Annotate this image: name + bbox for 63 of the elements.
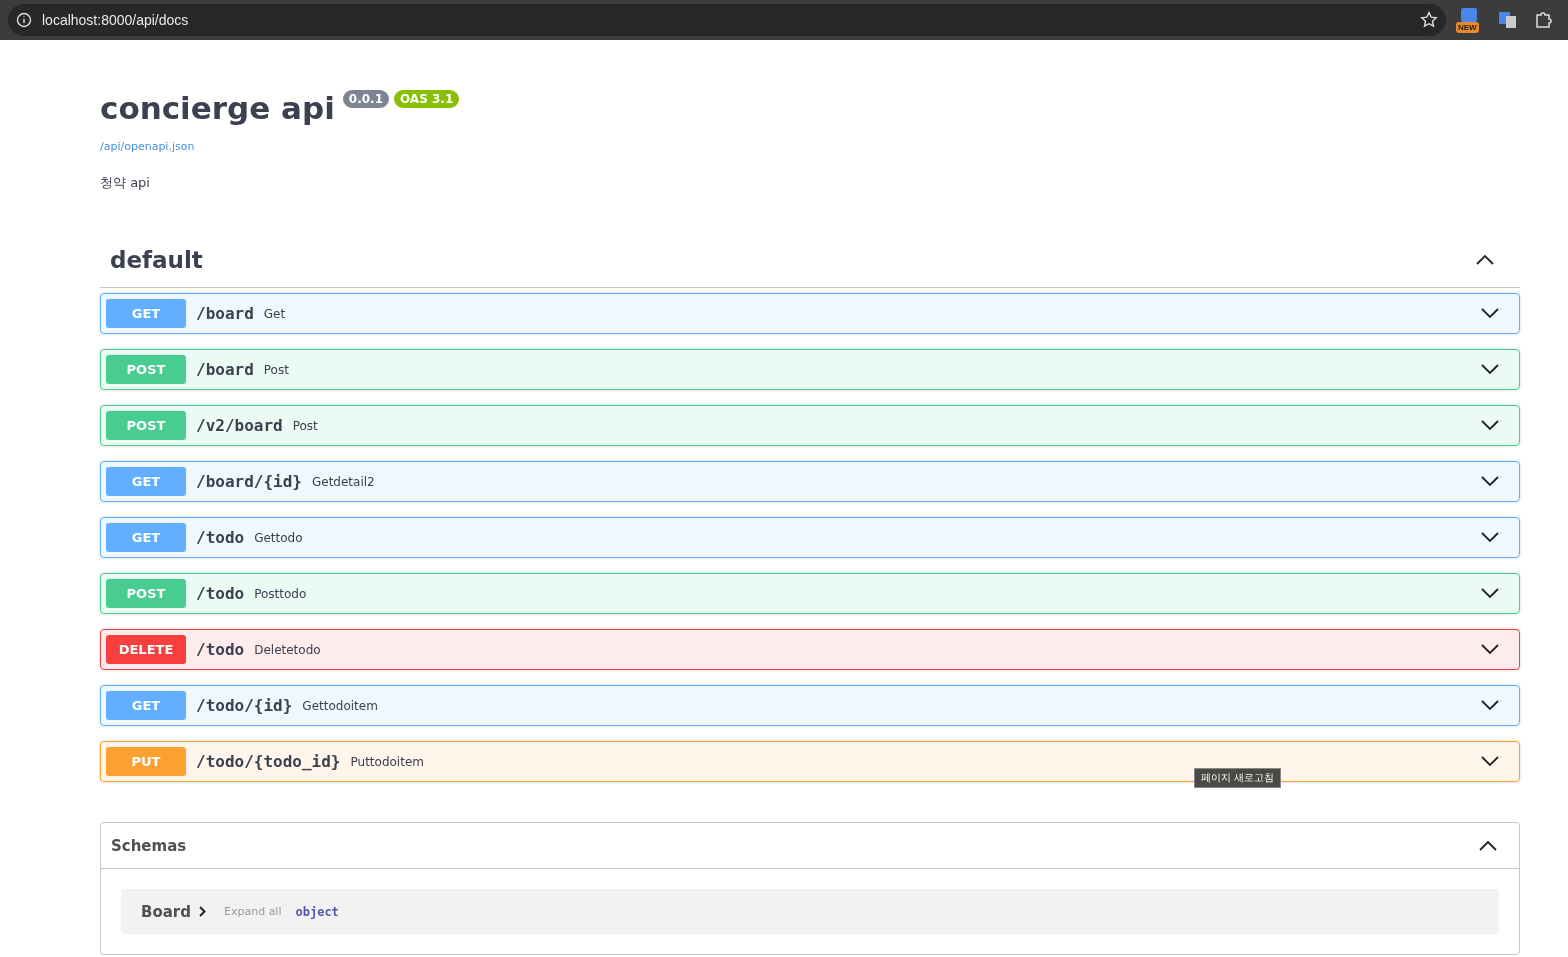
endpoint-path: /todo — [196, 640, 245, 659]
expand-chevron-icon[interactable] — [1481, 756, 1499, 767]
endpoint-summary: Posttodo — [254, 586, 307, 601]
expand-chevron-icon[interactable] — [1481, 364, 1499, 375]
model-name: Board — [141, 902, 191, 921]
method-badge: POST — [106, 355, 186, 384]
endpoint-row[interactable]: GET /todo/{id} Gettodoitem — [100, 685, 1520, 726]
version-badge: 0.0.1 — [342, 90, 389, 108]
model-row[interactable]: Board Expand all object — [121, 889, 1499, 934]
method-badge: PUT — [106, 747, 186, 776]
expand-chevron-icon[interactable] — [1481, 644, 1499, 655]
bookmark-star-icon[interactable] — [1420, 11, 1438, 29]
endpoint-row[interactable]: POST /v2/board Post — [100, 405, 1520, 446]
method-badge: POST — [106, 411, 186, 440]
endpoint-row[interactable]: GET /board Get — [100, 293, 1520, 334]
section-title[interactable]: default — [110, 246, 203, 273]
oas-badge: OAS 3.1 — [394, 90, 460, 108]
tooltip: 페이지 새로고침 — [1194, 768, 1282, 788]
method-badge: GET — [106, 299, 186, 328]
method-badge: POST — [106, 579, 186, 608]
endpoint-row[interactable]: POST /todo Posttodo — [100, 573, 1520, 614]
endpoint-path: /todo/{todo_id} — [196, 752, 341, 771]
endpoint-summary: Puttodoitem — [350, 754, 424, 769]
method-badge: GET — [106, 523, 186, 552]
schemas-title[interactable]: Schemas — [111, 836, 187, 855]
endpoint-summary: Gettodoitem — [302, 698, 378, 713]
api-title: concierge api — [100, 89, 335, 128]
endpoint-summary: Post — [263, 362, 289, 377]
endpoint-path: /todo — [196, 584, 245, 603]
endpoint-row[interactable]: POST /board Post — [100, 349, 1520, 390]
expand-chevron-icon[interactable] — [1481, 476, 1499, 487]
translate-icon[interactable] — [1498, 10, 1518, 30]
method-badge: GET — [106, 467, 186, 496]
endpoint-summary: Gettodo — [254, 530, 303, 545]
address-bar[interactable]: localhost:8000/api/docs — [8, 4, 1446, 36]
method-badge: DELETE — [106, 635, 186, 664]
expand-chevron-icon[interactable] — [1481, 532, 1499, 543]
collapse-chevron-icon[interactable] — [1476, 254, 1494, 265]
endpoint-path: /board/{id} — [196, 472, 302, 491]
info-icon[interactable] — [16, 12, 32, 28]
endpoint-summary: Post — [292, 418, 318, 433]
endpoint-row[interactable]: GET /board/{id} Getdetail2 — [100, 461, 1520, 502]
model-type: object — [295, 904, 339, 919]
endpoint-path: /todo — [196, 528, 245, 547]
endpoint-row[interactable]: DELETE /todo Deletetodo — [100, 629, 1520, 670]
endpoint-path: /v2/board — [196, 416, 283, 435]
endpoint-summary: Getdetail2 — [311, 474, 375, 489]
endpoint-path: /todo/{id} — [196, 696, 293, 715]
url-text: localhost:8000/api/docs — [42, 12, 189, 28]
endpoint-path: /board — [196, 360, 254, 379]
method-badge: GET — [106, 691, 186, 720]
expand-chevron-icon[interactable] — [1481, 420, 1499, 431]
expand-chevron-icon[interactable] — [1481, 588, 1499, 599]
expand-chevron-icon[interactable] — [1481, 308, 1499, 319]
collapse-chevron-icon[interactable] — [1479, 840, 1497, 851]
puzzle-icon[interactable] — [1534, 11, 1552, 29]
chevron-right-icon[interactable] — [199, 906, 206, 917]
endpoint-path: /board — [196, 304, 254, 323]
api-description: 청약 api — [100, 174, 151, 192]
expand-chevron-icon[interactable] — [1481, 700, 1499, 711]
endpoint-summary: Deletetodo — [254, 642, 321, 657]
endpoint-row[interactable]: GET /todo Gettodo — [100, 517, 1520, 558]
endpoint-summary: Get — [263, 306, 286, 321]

---

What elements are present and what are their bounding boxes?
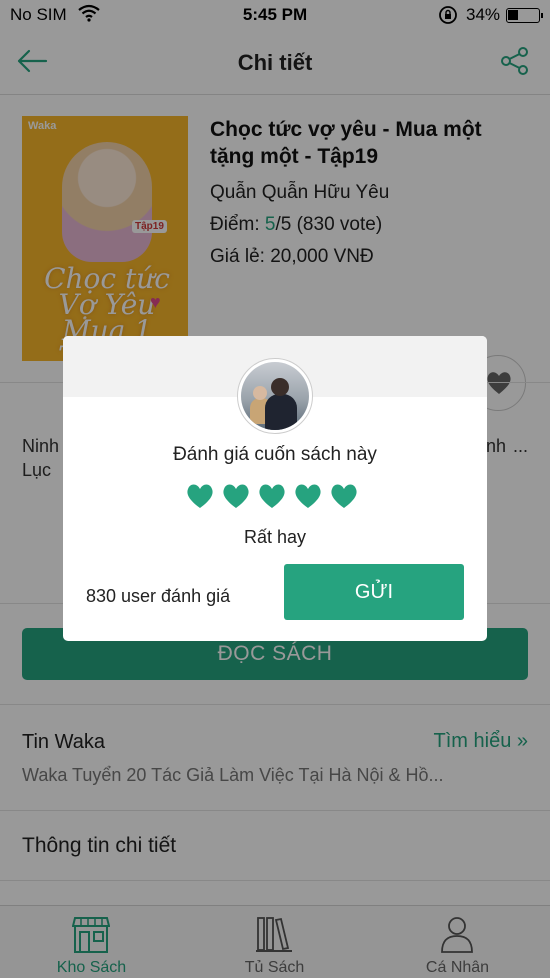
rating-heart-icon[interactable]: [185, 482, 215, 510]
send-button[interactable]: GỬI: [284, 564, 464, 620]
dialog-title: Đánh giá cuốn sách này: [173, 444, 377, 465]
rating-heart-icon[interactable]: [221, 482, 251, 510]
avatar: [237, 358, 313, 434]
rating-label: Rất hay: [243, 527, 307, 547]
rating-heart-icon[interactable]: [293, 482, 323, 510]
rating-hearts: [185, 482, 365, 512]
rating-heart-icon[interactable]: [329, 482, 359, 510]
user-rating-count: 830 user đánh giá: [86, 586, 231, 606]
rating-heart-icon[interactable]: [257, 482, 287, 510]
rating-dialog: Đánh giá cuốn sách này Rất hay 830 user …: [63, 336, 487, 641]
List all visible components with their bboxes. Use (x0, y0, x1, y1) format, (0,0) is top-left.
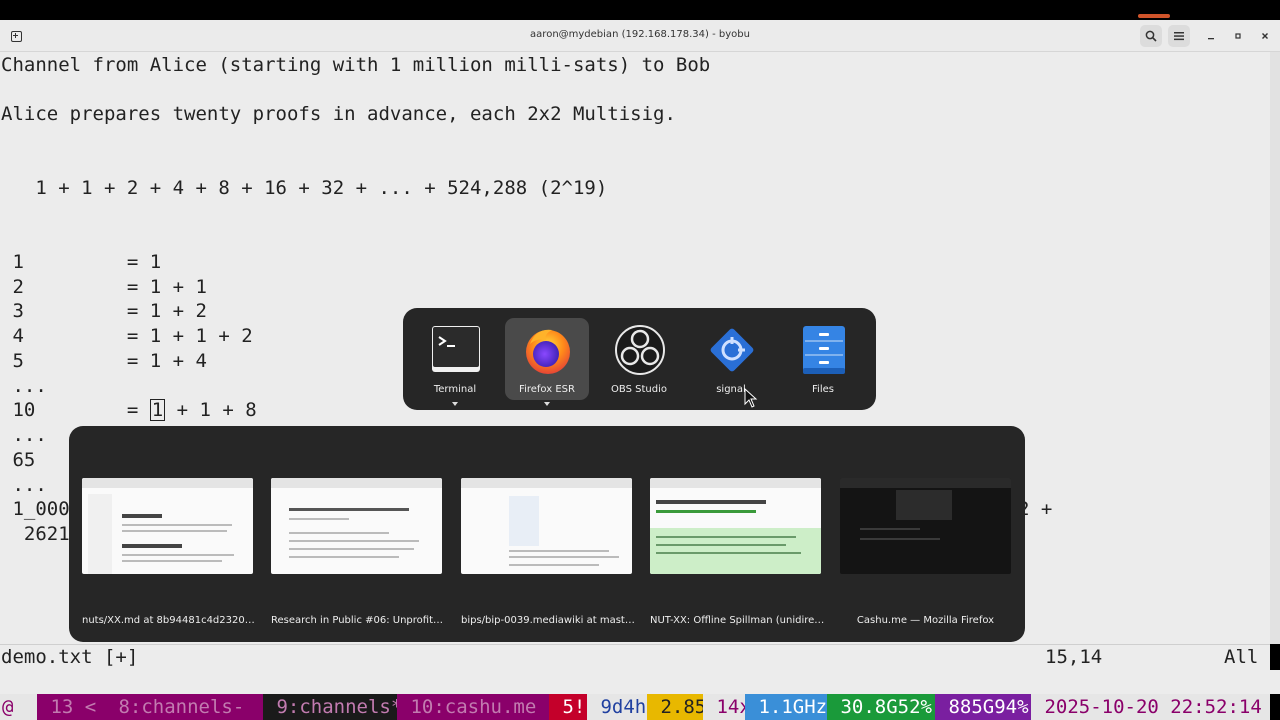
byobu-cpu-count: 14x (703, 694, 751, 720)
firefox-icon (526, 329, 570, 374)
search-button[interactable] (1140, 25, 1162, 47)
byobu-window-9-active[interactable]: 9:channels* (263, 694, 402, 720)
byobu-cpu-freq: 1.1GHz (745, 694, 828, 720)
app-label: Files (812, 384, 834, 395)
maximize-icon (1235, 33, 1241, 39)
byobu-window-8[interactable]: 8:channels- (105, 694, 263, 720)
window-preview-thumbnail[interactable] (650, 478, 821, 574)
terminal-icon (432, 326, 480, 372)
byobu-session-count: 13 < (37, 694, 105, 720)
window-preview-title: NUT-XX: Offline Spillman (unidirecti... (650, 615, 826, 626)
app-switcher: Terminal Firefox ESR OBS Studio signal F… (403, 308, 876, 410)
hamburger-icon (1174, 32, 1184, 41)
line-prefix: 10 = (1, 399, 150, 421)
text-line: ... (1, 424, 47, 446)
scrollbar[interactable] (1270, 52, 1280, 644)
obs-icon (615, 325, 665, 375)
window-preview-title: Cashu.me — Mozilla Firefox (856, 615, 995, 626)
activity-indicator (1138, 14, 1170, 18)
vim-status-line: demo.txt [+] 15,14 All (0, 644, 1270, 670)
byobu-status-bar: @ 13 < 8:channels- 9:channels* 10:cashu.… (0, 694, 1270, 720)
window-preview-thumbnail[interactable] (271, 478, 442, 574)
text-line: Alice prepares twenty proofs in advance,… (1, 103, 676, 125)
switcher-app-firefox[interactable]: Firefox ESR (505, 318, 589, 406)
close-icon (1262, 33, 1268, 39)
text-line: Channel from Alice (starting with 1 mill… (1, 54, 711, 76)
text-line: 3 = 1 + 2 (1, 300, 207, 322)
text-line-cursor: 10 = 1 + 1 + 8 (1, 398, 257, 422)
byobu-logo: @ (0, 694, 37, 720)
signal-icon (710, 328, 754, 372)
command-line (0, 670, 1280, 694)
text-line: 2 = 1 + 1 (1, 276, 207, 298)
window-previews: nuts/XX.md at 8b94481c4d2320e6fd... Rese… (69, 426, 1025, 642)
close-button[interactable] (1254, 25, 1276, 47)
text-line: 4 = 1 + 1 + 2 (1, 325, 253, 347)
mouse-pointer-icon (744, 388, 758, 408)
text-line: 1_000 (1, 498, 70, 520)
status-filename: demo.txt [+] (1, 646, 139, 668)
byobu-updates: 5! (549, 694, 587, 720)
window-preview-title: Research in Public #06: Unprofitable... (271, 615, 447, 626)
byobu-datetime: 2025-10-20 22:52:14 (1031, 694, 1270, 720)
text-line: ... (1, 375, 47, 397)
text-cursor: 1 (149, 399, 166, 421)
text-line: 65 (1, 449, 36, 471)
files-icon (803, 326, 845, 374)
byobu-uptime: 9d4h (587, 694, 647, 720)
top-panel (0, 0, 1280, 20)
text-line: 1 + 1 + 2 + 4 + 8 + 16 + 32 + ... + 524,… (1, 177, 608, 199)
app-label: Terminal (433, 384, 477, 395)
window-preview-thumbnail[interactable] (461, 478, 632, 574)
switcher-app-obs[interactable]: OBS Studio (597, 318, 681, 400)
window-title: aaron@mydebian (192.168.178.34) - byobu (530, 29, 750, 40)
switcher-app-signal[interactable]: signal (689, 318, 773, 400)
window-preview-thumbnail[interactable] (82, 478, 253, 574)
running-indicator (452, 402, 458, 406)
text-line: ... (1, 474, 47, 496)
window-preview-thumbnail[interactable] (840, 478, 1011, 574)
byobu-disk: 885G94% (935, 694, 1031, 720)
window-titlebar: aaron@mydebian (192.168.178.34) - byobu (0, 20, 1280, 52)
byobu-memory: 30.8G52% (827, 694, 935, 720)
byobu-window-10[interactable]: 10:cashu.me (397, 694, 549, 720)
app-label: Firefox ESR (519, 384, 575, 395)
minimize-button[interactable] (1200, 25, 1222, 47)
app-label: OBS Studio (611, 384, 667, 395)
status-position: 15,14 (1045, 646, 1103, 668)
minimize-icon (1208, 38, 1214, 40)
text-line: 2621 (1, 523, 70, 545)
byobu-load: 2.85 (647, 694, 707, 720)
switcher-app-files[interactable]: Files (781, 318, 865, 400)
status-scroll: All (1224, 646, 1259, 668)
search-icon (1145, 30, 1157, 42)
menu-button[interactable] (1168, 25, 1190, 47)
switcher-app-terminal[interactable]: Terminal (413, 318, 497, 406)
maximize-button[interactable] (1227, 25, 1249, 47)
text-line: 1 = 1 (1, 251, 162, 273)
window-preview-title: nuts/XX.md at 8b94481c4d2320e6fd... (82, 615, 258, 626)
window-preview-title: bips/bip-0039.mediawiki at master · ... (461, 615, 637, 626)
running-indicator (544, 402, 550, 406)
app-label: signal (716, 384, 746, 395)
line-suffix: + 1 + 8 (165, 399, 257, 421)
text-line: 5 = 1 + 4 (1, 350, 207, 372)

---

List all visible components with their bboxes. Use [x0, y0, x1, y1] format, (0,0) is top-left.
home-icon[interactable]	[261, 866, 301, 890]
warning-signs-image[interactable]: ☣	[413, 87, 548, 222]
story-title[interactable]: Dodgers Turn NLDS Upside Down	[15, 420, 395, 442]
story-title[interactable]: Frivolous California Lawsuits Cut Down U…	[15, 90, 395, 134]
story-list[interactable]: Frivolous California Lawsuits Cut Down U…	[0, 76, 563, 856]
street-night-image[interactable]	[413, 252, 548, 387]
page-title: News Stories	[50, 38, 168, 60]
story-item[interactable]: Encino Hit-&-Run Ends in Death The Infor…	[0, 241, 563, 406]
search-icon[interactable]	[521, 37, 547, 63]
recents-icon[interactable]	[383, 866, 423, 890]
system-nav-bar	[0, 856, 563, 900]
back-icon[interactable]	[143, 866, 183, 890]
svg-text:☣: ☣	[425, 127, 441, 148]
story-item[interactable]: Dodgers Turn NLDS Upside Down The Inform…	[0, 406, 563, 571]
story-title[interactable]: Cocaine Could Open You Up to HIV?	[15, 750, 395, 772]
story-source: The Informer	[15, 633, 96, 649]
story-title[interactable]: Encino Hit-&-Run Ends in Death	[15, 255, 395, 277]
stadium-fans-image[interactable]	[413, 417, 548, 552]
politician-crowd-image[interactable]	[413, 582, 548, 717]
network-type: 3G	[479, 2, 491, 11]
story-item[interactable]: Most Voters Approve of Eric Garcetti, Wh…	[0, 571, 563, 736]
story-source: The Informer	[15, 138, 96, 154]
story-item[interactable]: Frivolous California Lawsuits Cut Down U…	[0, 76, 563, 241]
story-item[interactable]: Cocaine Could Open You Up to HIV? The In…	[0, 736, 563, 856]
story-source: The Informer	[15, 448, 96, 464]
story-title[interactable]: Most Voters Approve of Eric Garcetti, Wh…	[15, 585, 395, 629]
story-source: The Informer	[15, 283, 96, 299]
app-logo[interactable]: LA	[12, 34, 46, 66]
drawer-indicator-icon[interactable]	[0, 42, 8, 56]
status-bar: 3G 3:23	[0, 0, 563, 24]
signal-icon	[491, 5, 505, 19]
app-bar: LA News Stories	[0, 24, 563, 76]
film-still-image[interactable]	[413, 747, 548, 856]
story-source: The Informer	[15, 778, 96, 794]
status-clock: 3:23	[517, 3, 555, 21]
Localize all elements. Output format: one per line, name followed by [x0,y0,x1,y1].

---

Retype the records from the line containing "byobu-cpu-count: 14x (703, 694, 751, 720)" through the line containing "text-line: 2 = 1 + 1 (1, 276, 207, 298)", with both of those lines included.

byobu-cpu-count: 14x (703, 694, 751, 720)
firefox-icon (526, 329, 570, 374)
search-button[interactable] (1140, 25, 1162, 47)
byobu-window-9-active[interactable]: 9:channels* (263, 694, 402, 720)
byobu-cpu-freq: 1.1GHz (745, 694, 828, 720)
app-label: Files (812, 384, 834, 395)
maximize-icon (1235, 33, 1241, 39)
byobu-window-8[interactable]: 8:channels- (105, 694, 263, 720)
window-preview-thumbnail[interactable] (650, 478, 821, 574)
terminal-icon (432, 326, 480, 372)
byobu-session-count: 13 < (37, 694, 105, 720)
window-preview-title: NUT-XX: Offline Spillman (unidirecti... (650, 615, 826, 626)
app-switcher: Terminal Firefox ESR OBS Studio signal F… (403, 308, 876, 410)
hamburger-icon (1174, 32, 1184, 41)
line-prefix: 10 = (1, 399, 150, 421)
text-line: ... (1, 424, 47, 446)
scrollbar[interactable] (1270, 52, 1280, 644)
obs-icon (615, 325, 665, 375)
window-preview-title: Cashu.me — Mozilla Firefox (856, 615, 995, 626)
activity-indicator (1138, 14, 1170, 18)
vim-status-line: demo.txt [+] 15,14 All (0, 644, 1270, 670)
byobu-status-bar: @ 13 < 8:channels- 9:channels* 10:cashu.… (0, 694, 1270, 720)
window-preview-thumbnail[interactable] (271, 478, 442, 574)
text-line: Alice prepares twenty proofs in advance,… (1, 103, 676, 125)
switcher-app-firefox[interactable]: Firefox ESR (505, 318, 589, 406)
close-icon (1262, 33, 1268, 39)
text-line: Channel from Alice (starting with 1 mill… (1, 54, 711, 76)
text-line: 3 = 1 + 2 (1, 300, 207, 322)
text-line-cursor: 10 = 1 + 1 + 8 (1, 398, 257, 422)
byobu-logo: @ (0, 694, 37, 720)
signal-icon (710, 328, 754, 372)
command-line (0, 670, 1280, 694)
text-line: 2 = 1 + 1 (1, 276, 207, 298)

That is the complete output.